* [Work request]: In the entries below, find the lines that contain the word "wurde" and copy them.

* [Data for this task]:
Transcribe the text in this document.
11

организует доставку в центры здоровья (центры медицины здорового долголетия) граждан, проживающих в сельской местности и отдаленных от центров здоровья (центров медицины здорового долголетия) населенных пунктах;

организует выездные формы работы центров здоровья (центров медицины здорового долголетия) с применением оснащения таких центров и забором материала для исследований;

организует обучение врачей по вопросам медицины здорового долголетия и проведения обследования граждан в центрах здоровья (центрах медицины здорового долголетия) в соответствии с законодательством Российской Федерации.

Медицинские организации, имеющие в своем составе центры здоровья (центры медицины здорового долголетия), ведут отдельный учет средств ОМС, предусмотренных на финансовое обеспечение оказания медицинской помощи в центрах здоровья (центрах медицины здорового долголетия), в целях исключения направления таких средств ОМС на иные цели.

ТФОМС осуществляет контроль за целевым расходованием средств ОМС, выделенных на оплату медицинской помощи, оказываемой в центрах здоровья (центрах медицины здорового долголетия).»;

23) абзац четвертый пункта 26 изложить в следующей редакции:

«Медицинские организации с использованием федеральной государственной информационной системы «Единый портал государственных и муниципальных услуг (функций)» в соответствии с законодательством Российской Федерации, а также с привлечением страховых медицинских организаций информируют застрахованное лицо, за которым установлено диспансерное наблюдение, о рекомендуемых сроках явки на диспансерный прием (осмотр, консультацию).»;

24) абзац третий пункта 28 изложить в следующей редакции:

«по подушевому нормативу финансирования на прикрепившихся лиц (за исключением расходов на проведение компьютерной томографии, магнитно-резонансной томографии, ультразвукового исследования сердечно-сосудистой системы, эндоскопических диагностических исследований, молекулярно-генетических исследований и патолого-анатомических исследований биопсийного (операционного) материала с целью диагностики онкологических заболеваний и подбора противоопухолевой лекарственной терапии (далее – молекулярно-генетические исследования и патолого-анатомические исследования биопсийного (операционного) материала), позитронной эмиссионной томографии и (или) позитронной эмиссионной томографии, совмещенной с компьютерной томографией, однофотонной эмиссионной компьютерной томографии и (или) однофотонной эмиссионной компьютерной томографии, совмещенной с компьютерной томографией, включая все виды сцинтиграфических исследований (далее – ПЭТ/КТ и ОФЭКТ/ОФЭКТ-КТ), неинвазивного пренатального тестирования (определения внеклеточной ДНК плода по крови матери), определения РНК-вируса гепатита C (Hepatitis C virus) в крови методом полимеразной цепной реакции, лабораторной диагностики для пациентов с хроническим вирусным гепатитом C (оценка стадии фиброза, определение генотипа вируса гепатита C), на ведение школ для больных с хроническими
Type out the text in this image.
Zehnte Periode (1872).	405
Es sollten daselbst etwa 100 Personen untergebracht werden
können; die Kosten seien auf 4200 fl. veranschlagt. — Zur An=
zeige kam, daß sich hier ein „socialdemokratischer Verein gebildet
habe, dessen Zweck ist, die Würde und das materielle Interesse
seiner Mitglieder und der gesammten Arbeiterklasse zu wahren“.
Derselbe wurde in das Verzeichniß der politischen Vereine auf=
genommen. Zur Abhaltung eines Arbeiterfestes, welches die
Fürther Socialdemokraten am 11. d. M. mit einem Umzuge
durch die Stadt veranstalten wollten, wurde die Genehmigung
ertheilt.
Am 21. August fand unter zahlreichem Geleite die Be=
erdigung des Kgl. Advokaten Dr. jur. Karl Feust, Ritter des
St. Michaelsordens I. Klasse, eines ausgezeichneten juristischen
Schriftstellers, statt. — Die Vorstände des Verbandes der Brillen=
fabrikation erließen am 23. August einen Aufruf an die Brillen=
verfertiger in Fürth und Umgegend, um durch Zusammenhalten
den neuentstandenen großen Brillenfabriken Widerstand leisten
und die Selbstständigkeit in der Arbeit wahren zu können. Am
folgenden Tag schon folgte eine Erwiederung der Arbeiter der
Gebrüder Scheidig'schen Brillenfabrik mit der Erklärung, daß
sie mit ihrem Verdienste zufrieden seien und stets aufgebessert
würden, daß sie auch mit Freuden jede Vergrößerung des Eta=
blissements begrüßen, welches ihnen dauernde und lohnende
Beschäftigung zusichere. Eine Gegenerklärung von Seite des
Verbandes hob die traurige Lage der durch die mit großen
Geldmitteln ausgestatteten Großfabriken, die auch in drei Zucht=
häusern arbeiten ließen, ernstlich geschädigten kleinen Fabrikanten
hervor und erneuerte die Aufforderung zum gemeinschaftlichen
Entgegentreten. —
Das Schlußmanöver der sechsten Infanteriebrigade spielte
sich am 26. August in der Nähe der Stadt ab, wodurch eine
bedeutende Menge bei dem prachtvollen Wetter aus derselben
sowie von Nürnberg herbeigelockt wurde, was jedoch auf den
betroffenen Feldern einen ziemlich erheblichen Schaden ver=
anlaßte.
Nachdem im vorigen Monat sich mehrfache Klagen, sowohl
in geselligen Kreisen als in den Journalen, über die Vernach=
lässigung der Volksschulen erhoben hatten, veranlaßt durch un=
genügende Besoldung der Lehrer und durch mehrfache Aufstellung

* [Solution for this problem]:
Derselbe wurde in das Verzeichniß der politischen Vereine auf=
durch die Stadt veranstalten wollten, wurde die Genehmigung
sowie von Nürnberg herbeigelockt wurde, was jedoch auf den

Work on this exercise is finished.